[Start of Data for this task]
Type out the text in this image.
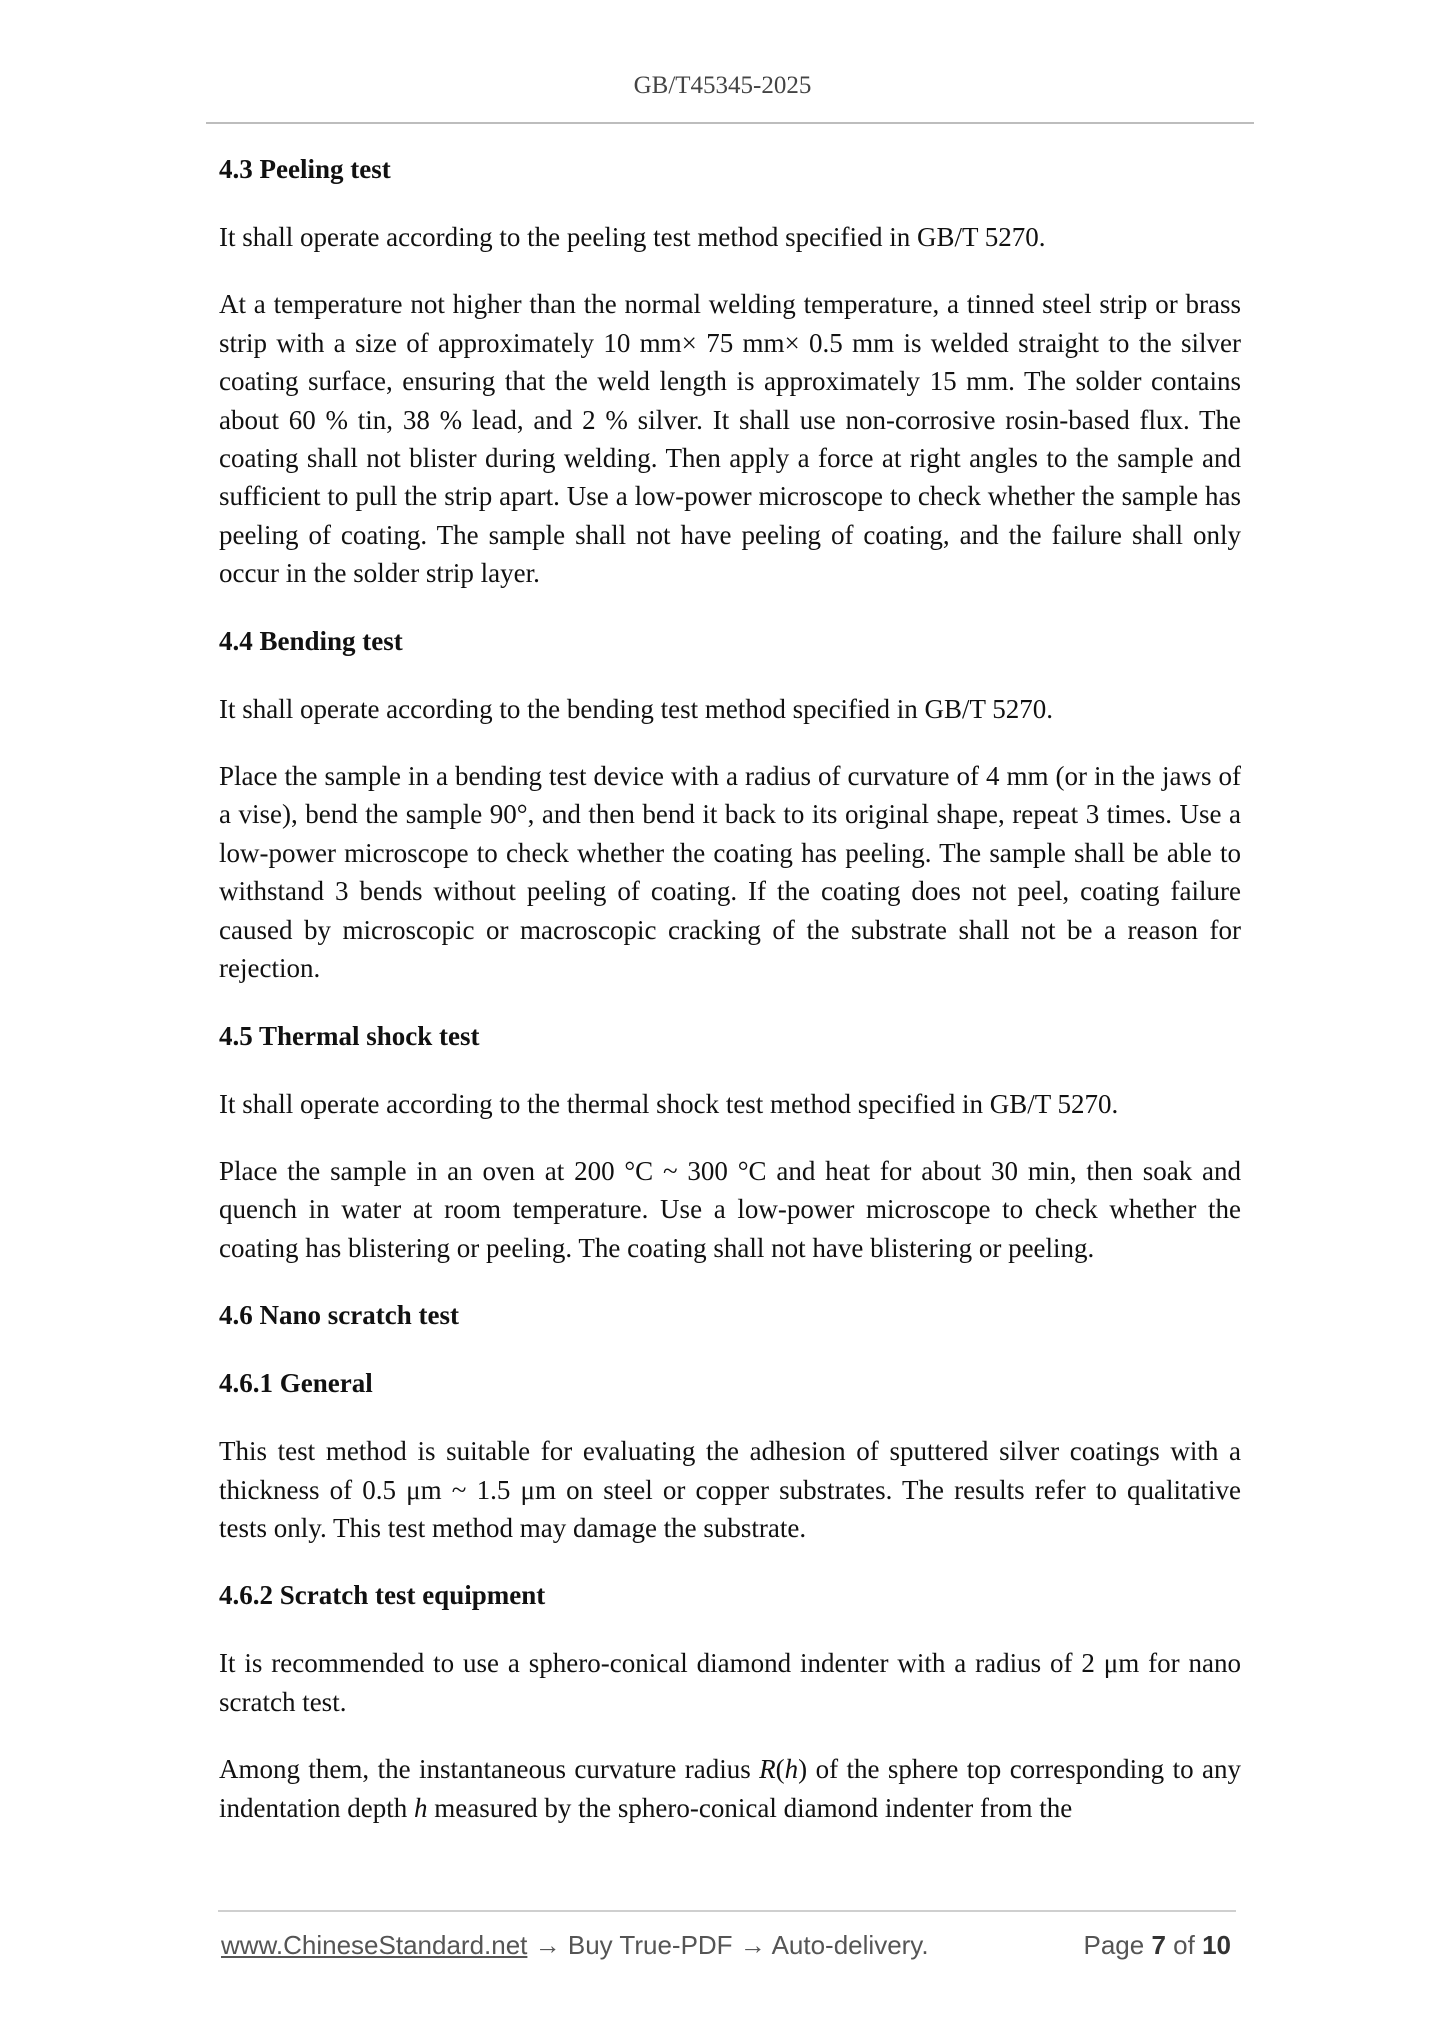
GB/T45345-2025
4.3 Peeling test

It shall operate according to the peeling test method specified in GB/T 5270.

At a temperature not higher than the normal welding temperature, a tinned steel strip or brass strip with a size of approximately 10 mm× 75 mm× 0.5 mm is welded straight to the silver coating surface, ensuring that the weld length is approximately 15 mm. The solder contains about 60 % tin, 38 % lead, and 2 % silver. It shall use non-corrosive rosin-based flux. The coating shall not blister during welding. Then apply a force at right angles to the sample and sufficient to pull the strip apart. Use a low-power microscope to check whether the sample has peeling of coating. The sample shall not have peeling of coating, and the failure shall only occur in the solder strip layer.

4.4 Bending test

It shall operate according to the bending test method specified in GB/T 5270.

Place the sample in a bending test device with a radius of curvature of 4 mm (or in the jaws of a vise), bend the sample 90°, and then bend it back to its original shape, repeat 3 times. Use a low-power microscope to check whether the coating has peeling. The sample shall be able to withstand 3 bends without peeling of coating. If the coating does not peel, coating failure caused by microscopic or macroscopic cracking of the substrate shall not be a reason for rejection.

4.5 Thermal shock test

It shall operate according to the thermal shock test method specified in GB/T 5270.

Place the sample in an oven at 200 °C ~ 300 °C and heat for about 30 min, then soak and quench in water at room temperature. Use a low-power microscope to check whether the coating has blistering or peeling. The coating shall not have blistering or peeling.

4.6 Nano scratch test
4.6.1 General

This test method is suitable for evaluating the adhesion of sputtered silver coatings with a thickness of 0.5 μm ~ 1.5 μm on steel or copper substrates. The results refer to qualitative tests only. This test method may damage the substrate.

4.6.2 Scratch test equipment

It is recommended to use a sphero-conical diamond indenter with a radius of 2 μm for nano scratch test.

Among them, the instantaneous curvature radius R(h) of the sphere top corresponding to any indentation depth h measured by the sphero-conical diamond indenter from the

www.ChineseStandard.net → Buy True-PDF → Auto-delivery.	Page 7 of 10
[End of Data for this task]
**Problem requirements:** Tally up the lines in the records that contain the word "have" and give only the total.

**Task response:** 2